*Directions for this task:*
Gather every line holding the string "name".

*Listing:*
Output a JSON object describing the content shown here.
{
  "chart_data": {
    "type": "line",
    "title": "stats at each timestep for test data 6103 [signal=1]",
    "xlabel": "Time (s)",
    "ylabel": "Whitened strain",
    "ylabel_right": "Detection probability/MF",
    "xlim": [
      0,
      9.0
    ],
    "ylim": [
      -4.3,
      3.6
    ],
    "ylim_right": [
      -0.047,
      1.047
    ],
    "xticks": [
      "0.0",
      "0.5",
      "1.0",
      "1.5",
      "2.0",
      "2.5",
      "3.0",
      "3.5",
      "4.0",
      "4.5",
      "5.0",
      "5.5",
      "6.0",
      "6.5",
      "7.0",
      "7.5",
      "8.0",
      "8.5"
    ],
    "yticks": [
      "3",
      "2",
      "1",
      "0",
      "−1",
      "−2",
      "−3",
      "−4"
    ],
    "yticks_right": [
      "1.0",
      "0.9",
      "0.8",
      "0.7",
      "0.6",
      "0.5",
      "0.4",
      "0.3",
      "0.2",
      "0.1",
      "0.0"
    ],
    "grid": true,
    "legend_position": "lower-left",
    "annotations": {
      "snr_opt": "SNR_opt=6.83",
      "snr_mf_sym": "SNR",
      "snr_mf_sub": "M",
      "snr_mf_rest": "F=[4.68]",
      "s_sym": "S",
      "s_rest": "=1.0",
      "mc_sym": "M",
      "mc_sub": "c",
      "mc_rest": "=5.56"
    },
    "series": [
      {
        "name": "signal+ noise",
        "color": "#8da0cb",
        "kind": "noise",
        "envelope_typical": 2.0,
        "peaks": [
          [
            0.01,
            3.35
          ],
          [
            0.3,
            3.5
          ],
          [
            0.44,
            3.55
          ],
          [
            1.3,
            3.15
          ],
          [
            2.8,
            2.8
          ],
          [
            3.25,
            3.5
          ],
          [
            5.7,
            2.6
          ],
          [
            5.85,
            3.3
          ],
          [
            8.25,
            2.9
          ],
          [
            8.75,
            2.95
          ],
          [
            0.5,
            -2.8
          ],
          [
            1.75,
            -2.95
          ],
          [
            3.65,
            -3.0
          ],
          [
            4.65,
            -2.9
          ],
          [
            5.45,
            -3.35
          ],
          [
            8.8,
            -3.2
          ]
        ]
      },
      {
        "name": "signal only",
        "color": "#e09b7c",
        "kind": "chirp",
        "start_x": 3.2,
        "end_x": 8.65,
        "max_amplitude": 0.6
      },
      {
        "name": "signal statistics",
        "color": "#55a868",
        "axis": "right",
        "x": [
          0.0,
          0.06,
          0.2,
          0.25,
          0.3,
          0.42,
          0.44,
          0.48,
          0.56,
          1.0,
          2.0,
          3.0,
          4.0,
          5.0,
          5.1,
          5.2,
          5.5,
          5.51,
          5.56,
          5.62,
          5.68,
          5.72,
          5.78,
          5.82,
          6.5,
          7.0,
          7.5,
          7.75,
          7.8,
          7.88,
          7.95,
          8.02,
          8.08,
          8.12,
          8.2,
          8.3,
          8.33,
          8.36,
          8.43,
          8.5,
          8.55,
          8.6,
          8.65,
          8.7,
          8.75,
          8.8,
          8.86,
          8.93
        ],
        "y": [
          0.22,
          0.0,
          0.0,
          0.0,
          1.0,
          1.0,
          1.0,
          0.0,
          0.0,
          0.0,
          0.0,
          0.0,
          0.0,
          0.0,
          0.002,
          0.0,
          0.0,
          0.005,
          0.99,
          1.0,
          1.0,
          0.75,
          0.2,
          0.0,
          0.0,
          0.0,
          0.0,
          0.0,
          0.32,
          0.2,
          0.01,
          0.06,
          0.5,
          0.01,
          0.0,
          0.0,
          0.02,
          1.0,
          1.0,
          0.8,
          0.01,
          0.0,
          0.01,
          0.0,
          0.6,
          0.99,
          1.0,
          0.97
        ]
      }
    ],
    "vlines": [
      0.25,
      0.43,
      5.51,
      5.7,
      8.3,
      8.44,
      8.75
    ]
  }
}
* * *
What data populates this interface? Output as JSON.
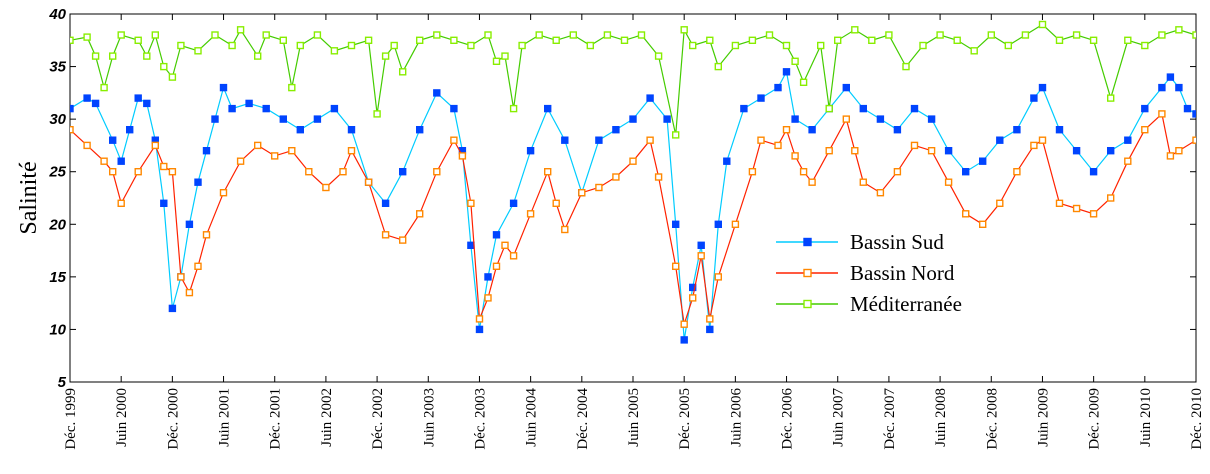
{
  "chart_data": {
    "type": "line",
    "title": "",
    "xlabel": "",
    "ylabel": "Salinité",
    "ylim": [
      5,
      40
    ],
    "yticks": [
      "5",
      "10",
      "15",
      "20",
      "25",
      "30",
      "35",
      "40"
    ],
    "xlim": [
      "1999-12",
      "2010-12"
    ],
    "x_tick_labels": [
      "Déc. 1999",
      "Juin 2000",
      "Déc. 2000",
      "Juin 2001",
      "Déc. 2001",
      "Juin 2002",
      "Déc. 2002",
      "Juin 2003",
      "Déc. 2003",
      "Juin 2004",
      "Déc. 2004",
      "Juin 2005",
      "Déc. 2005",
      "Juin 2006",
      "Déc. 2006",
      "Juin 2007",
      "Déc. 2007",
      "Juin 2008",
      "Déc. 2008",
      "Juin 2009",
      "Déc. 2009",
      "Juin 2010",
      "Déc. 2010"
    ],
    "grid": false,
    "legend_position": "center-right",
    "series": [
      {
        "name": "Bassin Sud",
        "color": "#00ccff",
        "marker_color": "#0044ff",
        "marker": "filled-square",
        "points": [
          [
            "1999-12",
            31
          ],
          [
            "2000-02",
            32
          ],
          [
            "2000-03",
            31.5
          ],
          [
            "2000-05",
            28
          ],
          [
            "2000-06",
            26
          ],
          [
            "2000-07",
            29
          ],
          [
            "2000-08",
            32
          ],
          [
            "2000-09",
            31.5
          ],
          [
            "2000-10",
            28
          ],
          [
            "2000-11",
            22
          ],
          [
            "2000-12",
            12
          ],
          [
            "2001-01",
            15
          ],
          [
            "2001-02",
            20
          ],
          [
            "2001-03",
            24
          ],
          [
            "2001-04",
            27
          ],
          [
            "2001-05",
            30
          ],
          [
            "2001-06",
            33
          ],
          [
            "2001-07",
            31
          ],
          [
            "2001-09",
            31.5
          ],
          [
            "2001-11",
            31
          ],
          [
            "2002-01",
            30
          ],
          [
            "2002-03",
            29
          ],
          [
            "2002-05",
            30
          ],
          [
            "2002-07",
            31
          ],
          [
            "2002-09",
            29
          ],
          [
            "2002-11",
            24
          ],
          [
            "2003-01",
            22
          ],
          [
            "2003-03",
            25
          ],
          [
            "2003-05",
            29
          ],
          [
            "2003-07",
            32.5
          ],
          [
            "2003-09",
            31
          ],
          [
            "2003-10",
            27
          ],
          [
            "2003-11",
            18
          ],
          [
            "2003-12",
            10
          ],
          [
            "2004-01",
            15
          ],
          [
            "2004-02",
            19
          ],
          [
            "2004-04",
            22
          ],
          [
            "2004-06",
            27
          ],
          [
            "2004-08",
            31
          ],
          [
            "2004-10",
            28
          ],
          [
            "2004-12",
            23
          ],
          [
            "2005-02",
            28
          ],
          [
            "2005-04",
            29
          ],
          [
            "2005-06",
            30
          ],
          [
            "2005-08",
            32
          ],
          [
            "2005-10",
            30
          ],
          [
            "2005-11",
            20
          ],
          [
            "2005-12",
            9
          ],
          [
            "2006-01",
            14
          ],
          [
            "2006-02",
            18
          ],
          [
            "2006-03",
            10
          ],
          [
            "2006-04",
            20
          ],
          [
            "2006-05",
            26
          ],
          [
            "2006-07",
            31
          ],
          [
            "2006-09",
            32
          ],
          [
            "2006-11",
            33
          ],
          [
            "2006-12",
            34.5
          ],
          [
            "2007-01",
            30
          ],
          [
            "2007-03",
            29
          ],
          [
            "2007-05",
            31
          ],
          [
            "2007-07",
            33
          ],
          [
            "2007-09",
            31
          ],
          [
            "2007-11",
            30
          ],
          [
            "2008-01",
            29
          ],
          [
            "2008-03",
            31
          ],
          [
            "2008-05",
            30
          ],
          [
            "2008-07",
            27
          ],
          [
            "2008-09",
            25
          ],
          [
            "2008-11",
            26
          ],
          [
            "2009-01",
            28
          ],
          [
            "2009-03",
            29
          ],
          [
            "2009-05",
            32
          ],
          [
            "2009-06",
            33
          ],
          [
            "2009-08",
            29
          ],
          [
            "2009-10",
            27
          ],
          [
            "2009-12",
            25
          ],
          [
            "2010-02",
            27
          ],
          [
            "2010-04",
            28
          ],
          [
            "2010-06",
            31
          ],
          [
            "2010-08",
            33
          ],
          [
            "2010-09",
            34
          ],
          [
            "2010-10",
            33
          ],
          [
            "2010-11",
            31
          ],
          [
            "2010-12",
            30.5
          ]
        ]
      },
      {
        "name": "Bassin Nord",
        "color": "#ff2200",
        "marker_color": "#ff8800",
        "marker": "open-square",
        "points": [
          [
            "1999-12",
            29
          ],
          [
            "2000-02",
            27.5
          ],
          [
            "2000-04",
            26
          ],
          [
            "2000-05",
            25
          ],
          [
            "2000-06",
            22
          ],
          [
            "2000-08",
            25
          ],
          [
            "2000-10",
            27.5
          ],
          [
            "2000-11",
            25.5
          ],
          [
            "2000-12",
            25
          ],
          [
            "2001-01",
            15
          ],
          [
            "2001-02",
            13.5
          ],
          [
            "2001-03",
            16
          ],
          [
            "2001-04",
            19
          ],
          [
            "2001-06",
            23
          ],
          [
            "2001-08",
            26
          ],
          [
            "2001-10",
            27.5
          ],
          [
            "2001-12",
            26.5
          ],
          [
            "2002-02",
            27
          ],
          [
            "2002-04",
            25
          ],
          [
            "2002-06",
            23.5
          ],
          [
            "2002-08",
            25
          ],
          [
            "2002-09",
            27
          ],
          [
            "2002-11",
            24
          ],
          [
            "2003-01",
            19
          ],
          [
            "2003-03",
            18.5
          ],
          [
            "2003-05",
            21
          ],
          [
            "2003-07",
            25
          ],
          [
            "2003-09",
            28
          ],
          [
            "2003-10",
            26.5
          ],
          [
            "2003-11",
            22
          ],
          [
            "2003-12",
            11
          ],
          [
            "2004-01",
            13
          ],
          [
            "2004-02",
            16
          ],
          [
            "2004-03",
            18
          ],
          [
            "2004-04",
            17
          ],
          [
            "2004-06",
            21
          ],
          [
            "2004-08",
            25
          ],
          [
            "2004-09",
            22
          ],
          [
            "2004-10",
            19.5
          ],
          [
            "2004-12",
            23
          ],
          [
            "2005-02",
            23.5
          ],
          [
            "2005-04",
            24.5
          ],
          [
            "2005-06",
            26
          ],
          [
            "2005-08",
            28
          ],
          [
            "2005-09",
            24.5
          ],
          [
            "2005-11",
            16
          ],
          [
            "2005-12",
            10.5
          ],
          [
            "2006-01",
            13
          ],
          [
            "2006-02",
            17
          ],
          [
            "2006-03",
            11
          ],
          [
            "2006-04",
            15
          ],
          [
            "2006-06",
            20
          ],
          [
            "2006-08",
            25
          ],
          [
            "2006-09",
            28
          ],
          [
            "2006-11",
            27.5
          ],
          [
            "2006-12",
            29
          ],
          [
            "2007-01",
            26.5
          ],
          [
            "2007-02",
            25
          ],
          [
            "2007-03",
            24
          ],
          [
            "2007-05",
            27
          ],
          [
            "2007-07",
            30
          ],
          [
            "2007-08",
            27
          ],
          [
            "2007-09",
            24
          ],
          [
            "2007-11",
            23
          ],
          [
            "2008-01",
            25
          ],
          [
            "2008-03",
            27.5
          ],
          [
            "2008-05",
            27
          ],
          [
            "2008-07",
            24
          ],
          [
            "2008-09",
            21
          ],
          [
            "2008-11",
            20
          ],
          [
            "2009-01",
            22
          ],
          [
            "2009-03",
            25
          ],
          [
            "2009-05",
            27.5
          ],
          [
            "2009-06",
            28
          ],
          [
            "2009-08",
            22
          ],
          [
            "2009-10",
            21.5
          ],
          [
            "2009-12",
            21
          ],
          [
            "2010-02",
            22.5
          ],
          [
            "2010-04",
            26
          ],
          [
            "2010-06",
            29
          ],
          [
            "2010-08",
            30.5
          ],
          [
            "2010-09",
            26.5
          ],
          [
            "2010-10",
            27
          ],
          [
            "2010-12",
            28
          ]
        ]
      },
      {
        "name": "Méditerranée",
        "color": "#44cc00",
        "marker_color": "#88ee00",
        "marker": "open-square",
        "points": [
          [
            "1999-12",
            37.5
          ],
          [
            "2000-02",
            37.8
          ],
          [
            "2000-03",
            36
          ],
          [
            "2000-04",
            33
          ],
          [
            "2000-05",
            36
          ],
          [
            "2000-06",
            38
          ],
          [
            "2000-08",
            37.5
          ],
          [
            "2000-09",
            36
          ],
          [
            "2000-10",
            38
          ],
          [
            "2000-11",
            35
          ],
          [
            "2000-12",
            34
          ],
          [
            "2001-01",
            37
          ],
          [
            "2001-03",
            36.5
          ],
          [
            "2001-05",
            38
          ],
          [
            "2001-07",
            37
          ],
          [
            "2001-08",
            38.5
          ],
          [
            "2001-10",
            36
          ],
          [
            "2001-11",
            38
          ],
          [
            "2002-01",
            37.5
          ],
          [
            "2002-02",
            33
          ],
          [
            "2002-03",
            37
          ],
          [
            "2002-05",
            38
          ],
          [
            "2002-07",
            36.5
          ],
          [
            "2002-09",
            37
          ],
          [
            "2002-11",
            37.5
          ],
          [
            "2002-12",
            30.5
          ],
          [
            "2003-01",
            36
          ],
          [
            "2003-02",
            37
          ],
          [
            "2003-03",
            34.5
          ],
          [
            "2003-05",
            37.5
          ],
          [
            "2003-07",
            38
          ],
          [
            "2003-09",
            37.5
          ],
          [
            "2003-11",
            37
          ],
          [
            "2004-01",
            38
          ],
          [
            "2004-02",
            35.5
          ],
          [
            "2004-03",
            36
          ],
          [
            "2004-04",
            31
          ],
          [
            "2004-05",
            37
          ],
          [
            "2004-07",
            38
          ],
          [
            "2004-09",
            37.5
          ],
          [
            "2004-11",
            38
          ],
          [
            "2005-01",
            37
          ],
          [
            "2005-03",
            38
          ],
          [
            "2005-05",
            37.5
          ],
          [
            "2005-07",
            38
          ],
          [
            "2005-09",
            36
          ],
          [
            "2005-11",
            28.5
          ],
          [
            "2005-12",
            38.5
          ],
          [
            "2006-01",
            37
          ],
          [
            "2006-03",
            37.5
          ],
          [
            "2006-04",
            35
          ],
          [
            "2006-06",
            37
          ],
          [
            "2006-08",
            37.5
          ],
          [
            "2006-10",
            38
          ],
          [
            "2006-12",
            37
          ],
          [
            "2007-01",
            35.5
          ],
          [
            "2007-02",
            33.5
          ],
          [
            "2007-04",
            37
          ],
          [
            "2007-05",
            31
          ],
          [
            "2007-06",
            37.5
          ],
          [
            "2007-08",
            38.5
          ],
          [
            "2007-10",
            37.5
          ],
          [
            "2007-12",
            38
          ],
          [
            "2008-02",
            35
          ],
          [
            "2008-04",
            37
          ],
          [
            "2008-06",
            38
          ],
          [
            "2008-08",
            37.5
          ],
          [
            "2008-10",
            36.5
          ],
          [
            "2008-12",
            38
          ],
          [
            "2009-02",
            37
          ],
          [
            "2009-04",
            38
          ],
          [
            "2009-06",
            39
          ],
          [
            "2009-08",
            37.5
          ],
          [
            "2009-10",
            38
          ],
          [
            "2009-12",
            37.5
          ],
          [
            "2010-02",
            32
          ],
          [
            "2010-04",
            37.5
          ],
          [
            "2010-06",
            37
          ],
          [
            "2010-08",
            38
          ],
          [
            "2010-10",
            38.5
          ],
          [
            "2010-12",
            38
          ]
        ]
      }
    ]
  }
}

*Problem solution:*
        "name": "signal+ noise",
        "name": "signal only",
        "name": "signal statistics",
        "name": "Bassin Sud",
        "name": "Bassin Nord",
        "name": "Méditerranée",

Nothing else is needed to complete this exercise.